**RECORDS SUPPLIED**
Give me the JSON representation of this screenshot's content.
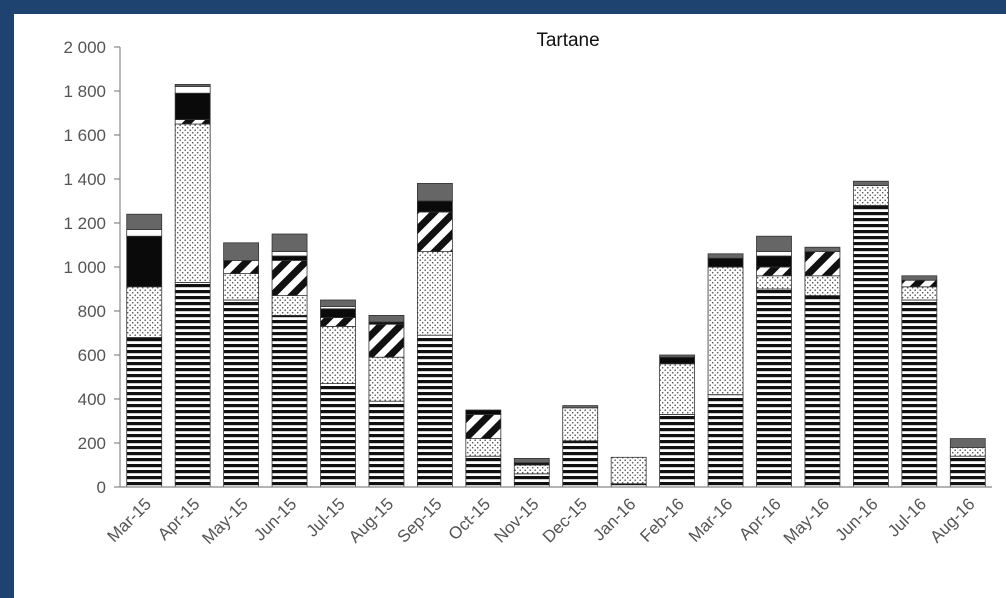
{
  "chart_data": {
    "type": "bar",
    "stacked": true,
    "title": "Tartane",
    "xlabel": "",
    "ylabel": "",
    "ylim": [
      0,
      2000
    ],
    "yticks": [
      0,
      200,
      400,
      600,
      800,
      1000,
      1200,
      1400,
      1600,
      1800,
      2000
    ],
    "ytick_labels": [
      "0",
      "200",
      "400",
      "600",
      "800",
      "1 000",
      "1 200",
      "1 400",
      "1 600",
      "1 800",
      "2 000"
    ],
    "grid": false,
    "legend": "none",
    "categories": [
      "Mar-15",
      "Apr-15",
      "May-15",
      "Jun-15",
      "Jul-15",
      "Aug-15",
      "Sep-15",
      "Oct-15",
      "Nov-15",
      "Dec-15",
      "Jan-16",
      "Feb-16",
      "Mar-16",
      "Apr-16",
      "May-16",
      "Jun-16",
      "Jul-16",
      "Aug-16"
    ],
    "series": [
      {
        "pattern": "horizontal-lines",
        "values": [
          680,
          930,
          850,
          780,
          470,
          390,
          690,
          140,
          60,
          210,
          15,
          330,
          420,
          900,
          870,
          1280,
          850,
          140
        ]
      },
      {
        "pattern": "dots",
        "values": [
          230,
          720,
          120,
          90,
          260,
          200,
          380,
          80,
          40,
          150,
          120,
          230,
          580,
          60,
          90,
          90,
          60,
          40
        ]
      },
      {
        "pattern": "diagonal-stripes",
        "values": [
          0,
          20,
          60,
          160,
          40,
          150,
          180,
          110,
          0,
          0,
          0,
          0,
          0,
          40,
          110,
          0,
          30,
          0
        ]
      },
      {
        "pattern": "white",
        "values": [
          0,
          0,
          0,
          0,
          0,
          0,
          0,
          0,
          0,
          0,
          0,
          0,
          0,
          0,
          0,
          0,
          0,
          0
        ]
      },
      {
        "pattern": "black",
        "values": [
          230,
          120,
          0,
          20,
          40,
          10,
          50,
          20,
          10,
          0,
          0,
          30,
          40,
          50,
          0,
          0,
          0,
          0
        ]
      },
      {
        "pattern": "white",
        "values": [
          30,
          30,
          0,
          20,
          10,
          0,
          0,
          0,
          0,
          0,
          0,
          0,
          0,
          20,
          0,
          0,
          0,
          0
        ]
      },
      {
        "pattern": "dark-gray",
        "values": [
          70,
          10,
          80,
          80,
          30,
          30,
          80,
          0,
          20,
          10,
          0,
          10,
          20,
          70,
          20,
          20,
          20,
          40
        ]
      }
    ]
  }
}
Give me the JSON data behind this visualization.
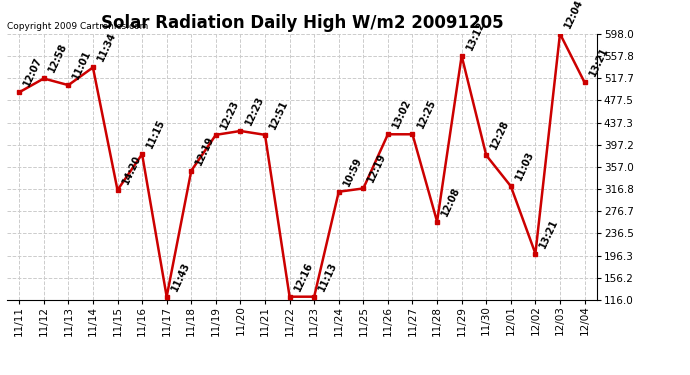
{
  "title": "Solar Radiation Daily High W/m2 20091205",
  "copyright": "Copyright 2009 Cartronics.com",
  "dates": [
    "11/11",
    "11/12",
    "11/13",
    "11/14",
    "11/15",
    "11/16",
    "11/17",
    "11/18",
    "11/19",
    "11/20",
    "11/21",
    "11/22",
    "11/23",
    "11/24",
    "11/25",
    "11/26",
    "11/27",
    "11/28",
    "11/29",
    "11/30",
    "12/01",
    "12/02",
    "12/03",
    "12/04"
  ],
  "values": [
    492,
    517,
    505,
    537,
    315,
    380,
    122,
    350,
    415,
    422,
    415,
    122,
    122,
    312,
    318,
    416,
    416,
    258,
    558,
    378,
    322,
    200,
    598,
    510
  ],
  "labels": [
    "12:07",
    "12:58",
    "11:01",
    "11:34",
    "14:20",
    "11:15",
    "11:43",
    "12:19",
    "12:23",
    "12:23",
    "12:51",
    "12:16",
    "11:13",
    "10:59",
    "12:19",
    "13:02",
    "12:25",
    "12:08",
    "13:12",
    "12:28",
    "11:03",
    "13:21",
    "12:04",
    "13:21"
  ],
  "ylim_min": 116.0,
  "ylim_max": 598.0,
  "yticks": [
    116.0,
    156.2,
    196.3,
    236.5,
    276.7,
    316.8,
    357.0,
    397.2,
    437.3,
    477.5,
    517.7,
    557.8,
    598.0
  ],
  "ytick_labels": [
    "116.0",
    "156.2",
    "196.3",
    "236.5",
    "276.7",
    "316.8",
    "357.0",
    "397.2",
    "437.3",
    "477.5",
    "517.7",
    "557.8",
    "598.0"
  ],
  "line_color": "#cc0000",
  "bg_color": "#ffffff",
  "grid_color": "#cccccc",
  "title_fontsize": 12,
  "annot_fontsize": 7,
  "tick_fontsize": 7.5
}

**WRITTEN INSTRUCTION**
Take the line that contains "Give me the JSON data" and all lines after it to the end of the material above, and copy them verbatim without any images.

**COMPLETED TASK**
Give me the JSON data behind this visualization.
{
  "title": "Solar Radiation Daily High W/m2 20091205",
  "copyright": "Copyright 2009 Cartronics.com",
  "dates": [
    "11/11",
    "11/12",
    "11/13",
    "11/14",
    "11/15",
    "11/16",
    "11/17",
    "11/18",
    "11/19",
    "11/20",
    "11/21",
    "11/22",
    "11/23",
    "11/24",
    "11/25",
    "11/26",
    "11/27",
    "11/28",
    "11/29",
    "11/30",
    "12/01",
    "12/02",
    "12/03",
    "12/04"
  ],
  "values": [
    492,
    517,
    505,
    537,
    315,
    380,
    122,
    350,
    415,
    422,
    415,
    122,
    122,
    312,
    318,
    416,
    416,
    258,
    558,
    378,
    322,
    200,
    598,
    510
  ],
  "labels": [
    "12:07",
    "12:58",
    "11:01",
    "11:34",
    "14:20",
    "11:15",
    "11:43",
    "12:19",
    "12:23",
    "12:23",
    "12:51",
    "12:16",
    "11:13",
    "10:59",
    "12:19",
    "13:02",
    "12:25",
    "12:08",
    "13:12",
    "12:28",
    "11:03",
    "13:21",
    "12:04",
    "13:21"
  ],
  "ylim_min": 116.0,
  "ylim_max": 598.0,
  "yticks": [
    116.0,
    156.2,
    196.3,
    236.5,
    276.7,
    316.8,
    357.0,
    397.2,
    437.3,
    477.5,
    517.7,
    557.8,
    598.0
  ],
  "ytick_labels": [
    "116.0",
    "156.2",
    "196.3",
    "236.5",
    "276.7",
    "316.8",
    "357.0",
    "397.2",
    "437.3",
    "477.5",
    "517.7",
    "557.8",
    "598.0"
  ],
  "line_color": "#cc0000",
  "bg_color": "#ffffff",
  "grid_color": "#cccccc",
  "title_fontsize": 12,
  "annot_fontsize": 7,
  "tick_fontsize": 7.5
}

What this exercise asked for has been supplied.